• [Required work] Write only the number of lines in the records beneath that hold "printed".

Stored records
************

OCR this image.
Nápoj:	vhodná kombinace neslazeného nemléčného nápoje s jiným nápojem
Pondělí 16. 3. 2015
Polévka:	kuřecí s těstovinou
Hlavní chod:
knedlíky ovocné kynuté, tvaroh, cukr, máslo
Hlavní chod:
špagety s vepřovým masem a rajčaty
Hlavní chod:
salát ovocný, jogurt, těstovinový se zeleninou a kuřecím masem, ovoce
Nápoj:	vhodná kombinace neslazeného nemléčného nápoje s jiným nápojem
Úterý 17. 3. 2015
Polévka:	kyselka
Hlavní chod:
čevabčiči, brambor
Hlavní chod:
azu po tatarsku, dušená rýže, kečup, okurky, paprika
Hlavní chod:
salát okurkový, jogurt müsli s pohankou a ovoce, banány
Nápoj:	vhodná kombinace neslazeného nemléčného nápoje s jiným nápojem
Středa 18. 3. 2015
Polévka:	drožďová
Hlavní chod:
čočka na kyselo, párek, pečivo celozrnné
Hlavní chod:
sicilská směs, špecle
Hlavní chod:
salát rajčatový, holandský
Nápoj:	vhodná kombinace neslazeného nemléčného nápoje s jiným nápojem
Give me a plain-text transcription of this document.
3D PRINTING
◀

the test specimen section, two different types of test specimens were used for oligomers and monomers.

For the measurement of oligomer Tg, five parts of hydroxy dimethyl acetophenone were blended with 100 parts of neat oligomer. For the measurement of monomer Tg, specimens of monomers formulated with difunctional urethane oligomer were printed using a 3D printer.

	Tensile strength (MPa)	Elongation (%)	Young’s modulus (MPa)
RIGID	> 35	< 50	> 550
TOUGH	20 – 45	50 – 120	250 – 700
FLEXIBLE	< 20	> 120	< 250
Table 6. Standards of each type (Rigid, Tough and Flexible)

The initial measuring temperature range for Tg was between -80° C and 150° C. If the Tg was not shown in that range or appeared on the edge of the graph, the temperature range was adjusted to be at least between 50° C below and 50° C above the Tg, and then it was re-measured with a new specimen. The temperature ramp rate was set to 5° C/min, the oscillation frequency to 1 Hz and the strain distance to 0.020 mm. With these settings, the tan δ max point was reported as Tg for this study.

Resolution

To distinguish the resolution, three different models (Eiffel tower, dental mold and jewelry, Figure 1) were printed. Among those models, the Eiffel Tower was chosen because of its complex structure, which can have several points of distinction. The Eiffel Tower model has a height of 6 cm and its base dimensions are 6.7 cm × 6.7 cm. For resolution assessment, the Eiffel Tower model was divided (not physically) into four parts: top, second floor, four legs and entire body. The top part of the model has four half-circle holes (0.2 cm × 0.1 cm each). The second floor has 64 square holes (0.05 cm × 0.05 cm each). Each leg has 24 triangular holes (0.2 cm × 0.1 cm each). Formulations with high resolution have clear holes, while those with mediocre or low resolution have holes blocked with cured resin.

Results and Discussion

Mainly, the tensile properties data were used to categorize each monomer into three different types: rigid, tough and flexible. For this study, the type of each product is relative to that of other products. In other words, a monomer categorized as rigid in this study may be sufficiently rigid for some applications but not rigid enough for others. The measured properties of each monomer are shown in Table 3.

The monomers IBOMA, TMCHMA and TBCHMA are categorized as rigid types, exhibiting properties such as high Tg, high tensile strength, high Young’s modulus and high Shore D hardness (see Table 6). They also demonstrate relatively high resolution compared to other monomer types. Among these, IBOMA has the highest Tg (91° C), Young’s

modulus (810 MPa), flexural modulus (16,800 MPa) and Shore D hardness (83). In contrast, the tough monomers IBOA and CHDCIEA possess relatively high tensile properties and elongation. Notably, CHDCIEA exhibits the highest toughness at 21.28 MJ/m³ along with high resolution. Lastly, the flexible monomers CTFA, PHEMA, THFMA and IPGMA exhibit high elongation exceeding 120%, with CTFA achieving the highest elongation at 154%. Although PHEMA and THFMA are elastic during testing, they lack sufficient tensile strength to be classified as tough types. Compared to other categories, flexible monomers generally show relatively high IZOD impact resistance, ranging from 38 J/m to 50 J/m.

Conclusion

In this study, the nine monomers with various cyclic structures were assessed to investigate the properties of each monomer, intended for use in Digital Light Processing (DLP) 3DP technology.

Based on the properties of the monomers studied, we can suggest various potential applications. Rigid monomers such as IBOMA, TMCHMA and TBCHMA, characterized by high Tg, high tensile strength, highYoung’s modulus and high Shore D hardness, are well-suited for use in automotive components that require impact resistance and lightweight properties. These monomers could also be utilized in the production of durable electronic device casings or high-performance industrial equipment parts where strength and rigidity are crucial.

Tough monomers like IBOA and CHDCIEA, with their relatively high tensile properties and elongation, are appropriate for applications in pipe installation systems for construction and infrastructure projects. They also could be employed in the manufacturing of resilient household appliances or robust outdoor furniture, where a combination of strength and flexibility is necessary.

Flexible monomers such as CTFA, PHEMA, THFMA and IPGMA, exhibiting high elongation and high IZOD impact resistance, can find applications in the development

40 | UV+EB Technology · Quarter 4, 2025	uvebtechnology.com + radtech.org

************

• [Output] 2